__Goal__: Lines containing the string "name" are to be counted; report only how many there are.

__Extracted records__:
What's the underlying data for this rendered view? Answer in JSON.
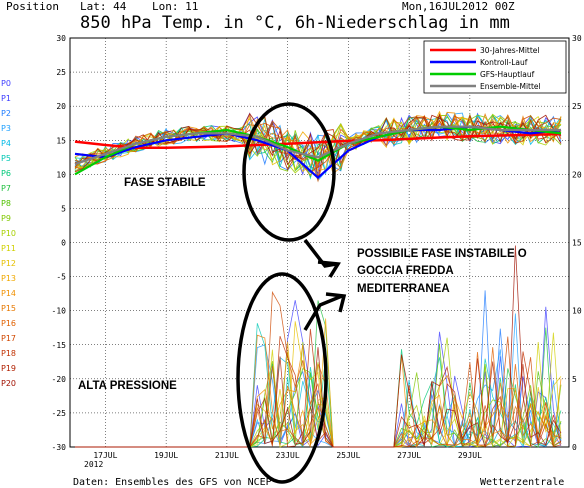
{
  "header": {
    "position_label": "Position",
    "lat_label": "Lat: 44",
    "lon_label": "Lon: 11",
    "date": "Mon,16JUL2012  00Z"
  },
  "chart_data": {
    "type": "line",
    "title": "850 hPa Temp. in °C, 6h-Niederschlag in mm",
    "left_axis": {
      "ylim": [
        -30,
        30
      ],
      "ticks": [
        30,
        25,
        20,
        15,
        10,
        5,
        0,
        -5,
        -10,
        -15,
        -20,
        -25,
        -30
      ]
    },
    "right_axis": {
      "ylim": [
        0,
        30
      ],
      "ticks": [
        0,
        5,
        10,
        15,
        20,
        25,
        30
      ]
    },
    "x_ticks": [
      "17JUL",
      "19JUL",
      "21JUL",
      "23JUL",
      "25JUL",
      "27JUL",
      "29JUL"
    ],
    "x_sub": "2012",
    "grid": true,
    "legend_position": "top-right",
    "members": [
      "P0",
      "P1",
      "P2",
      "P3",
      "P4",
      "P5",
      "P6",
      "P7",
      "P8",
      "P9",
      "P10",
      "P11",
      "P12",
      "P13",
      "P14",
      "P15",
      "P16",
      "P17",
      "P18",
      "P19",
      "P20"
    ],
    "member_colors": [
      "#4040ff",
      "#3d3dff",
      "#1e7bff",
      "#1ea0ff",
      "#00b8e6",
      "#00c8b4",
      "#00c878",
      "#20c040",
      "#50c000",
      "#80c800",
      "#a8d000",
      "#d0d000",
      "#e6c000",
      "#f0a800",
      "#f09000",
      "#e67800",
      "#e06000",
      "#d04800",
      "#c03000",
      "#b02000",
      "#a01000"
    ],
    "series": [
      {
        "name": "30-Jahres-Mittel",
        "color": "#ff0000",
        "x": [
          0,
          1,
          2,
          3,
          4,
          5,
          6,
          7,
          8,
          9,
          10,
          11,
          12,
          13,
          14,
          15,
          16
        ],
        "values": [
          14.8,
          14.3,
          13.9,
          13.9,
          14.0,
          14.1,
          14.3,
          14.5,
          14.7,
          14.9,
          15.0,
          15.2,
          15.4,
          15.6,
          15.7,
          15.8,
          15.9
        ]
      },
      {
        "name": "Kontroll-Lauf",
        "color": "#0000ff",
        "x": [
          0,
          1,
          2,
          3,
          4,
          5,
          6,
          7,
          8,
          9,
          10,
          11,
          12,
          13,
          14,
          15,
          16
        ],
        "values": [
          13.0,
          12.5,
          14.0,
          15.0,
          15.5,
          16.0,
          15.0,
          13.5,
          9.5,
          13.5,
          15.5,
          16.5,
          16.5,
          17.0,
          16.5,
          16.0,
          16.5
        ]
      },
      {
        "name": "GFS-Hauptlauf",
        "color": "#00cc00",
        "x": [
          0,
          1,
          2,
          3,
          4,
          5,
          6,
          7,
          8,
          9,
          10,
          11,
          12,
          13,
          14,
          15,
          16
        ],
        "values": [
          10.0,
          12.5,
          14.5,
          15.5,
          16.0,
          16.5,
          15.5,
          14.0,
          12.0,
          14.5,
          15.5,
          16.5,
          17.0,
          16.5,
          17.0,
          16.5,
          16.0
        ]
      },
      {
        "name": "Ensemble-Mittel",
        "color": "#808080",
        "x": [
          0,
          1,
          2,
          3,
          4,
          5,
          6,
          7,
          8,
          9,
          10,
          11,
          12,
          13,
          14,
          15,
          16
        ],
        "values": [
          11.5,
          13.0,
          14.5,
          15.5,
          16.0,
          16.0,
          15.5,
          13.5,
          12.5,
          14.5,
          16.0,
          16.5,
          17.0,
          17.0,
          16.5,
          16.5,
          16.5
        ]
      }
    ],
    "annotations": [
      "FASE STABILE",
      "POSSIBILE FASE INSTABILE O",
      "GOCCIA FREDDA",
      "MEDITERRANEA",
      "ALTA PRESSIONE"
    ]
  },
  "footer": {
    "source": "Daten: Ensembles des GFS von NCEP",
    "brand": "Wetterzentrale"
  }
}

__The answer__: 4